Source:
-*-
In general, it is possible for picks to occur even in zone defenses. That said, it is not a pick (at least, not one I would let go uncontested) in the situation you've described.

That is because, in this description, the movements of the offense did not *cause* an obstruction that *needed* avoidance. Really, what happened is that a changing situation motivated the defender to take a new position relative to Player B. Player A happened to cross a path that the defender suddenly wanted to take for that purpose. That is not in itself a pick. The defender was not reacting to Player B at the time (i.e., "guarding"), but to a situation.

The dual test we must administer is:
(i) was an obstruction *caused* by the *movements* of the offense
(as opposed to circumstances, or decisions by the defense)


(ii) was avoidance of the obstruction *needed*

Now, if Player B also cut somewhere at the same time, and the defender understandably needed to react (see definition -- guarding), and Player A was in the way of that obvious reaction (necessitating an "avoidance"), then you could call a pick. Those are the circumstances wherein picks occur in zones -- in those windows during which defenders are briefly playing man-to-man.

However, the fact that it was not a pick does not preclude the possibility that it was a blocking foul. That is a different question altogether, though.

If the path to B was already obstructed before the defender decides to switch targets, does that change anything?

Technically, no -- but the small subset of circumstances under which I could envision this being a pick just shrank. It matters entirely on what Player B is doing and whether the defender is reacting rationally.

can a defender playing in a zone defence (or even man?) be considered to be "guarding" more than one player at a time?

Technically, yes -- there is no limit to the number of people a given defender can guard. The hard part is persuading an audience afterward that you were guarding as many people as you claim in the fleeting moments during which that fact was relevant.

I would like to add here that the pick rule is especially subjective in its application. I would rarely categorically say something "is a pick" or "is not a pick." It is really a question of how readily I would assent to calling it or how vigorously I would contest it.
-*-
Given information:
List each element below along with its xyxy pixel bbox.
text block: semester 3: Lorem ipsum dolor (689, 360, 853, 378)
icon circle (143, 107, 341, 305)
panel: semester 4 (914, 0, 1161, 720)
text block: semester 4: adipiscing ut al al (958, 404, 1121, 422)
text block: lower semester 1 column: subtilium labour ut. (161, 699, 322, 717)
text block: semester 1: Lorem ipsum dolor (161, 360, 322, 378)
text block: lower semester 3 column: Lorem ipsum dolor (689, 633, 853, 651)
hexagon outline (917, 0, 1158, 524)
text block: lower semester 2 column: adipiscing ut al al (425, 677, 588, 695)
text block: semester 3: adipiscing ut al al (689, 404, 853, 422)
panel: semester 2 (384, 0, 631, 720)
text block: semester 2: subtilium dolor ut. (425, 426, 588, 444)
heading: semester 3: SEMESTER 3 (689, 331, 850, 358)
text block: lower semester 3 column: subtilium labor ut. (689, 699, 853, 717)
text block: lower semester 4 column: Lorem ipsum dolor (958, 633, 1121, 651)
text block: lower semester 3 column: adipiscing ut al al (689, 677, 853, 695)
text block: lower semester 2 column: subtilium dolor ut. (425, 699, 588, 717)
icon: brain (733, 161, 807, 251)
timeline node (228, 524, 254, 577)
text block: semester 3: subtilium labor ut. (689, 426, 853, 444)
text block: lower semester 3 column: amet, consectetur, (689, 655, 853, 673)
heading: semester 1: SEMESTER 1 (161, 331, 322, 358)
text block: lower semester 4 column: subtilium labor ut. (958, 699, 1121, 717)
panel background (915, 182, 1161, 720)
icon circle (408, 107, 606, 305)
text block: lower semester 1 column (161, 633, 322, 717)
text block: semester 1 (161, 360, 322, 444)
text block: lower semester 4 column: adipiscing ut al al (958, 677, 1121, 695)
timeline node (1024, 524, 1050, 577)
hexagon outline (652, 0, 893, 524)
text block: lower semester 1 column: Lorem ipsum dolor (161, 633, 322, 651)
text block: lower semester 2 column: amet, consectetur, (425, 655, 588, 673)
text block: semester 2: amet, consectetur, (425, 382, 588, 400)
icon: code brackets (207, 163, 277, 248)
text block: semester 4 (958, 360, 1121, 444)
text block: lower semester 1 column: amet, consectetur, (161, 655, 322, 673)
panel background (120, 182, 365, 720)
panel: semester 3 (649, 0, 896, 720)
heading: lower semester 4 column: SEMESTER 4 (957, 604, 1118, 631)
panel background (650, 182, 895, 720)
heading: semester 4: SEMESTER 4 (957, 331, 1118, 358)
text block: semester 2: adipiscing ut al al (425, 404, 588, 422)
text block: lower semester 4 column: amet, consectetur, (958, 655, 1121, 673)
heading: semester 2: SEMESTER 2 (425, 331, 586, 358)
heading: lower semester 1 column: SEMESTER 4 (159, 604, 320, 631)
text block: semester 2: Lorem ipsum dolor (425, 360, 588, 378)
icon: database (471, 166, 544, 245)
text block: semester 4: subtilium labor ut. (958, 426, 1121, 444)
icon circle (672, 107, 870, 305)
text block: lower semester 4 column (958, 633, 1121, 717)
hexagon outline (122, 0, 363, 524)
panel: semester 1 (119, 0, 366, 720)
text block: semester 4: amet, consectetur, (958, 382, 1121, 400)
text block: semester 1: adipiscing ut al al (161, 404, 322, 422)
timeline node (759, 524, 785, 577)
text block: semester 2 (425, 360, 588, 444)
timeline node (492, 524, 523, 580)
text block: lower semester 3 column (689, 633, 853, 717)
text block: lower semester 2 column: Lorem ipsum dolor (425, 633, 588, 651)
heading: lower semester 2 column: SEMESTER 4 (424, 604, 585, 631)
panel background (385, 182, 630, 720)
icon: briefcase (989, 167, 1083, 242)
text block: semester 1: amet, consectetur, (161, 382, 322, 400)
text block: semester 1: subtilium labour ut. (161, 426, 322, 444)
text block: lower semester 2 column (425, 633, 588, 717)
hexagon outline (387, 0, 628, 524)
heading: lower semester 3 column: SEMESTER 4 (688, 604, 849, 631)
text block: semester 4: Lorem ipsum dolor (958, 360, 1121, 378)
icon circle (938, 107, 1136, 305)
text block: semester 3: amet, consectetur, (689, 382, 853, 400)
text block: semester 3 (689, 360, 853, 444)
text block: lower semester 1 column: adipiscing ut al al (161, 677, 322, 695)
-*-
Update the passage on picks in zone defenses: rewrite everything from "The dual test" down to "briefly playing man-to-man.", putting "impediment" wherever "obstruction" appears.

Finished task:
The dual test we must administer is:
(i) was an impediment *caused* by the *movements* of the offense
(as opposed to circumstances, or decisions by the defense)


(ii) was avoidance of the impediment *needed*

Now, if Player B also cut somewhere at the same time, and the defender understandably needed to react (see definition -- guarding), and Player A was in the way of that obvious reaction (necessitating an "avoidance"), then you could call a pick. Those are the circumstances wherein picks occur in zones -- in those windows during which defenders are briefly playing man-to-man.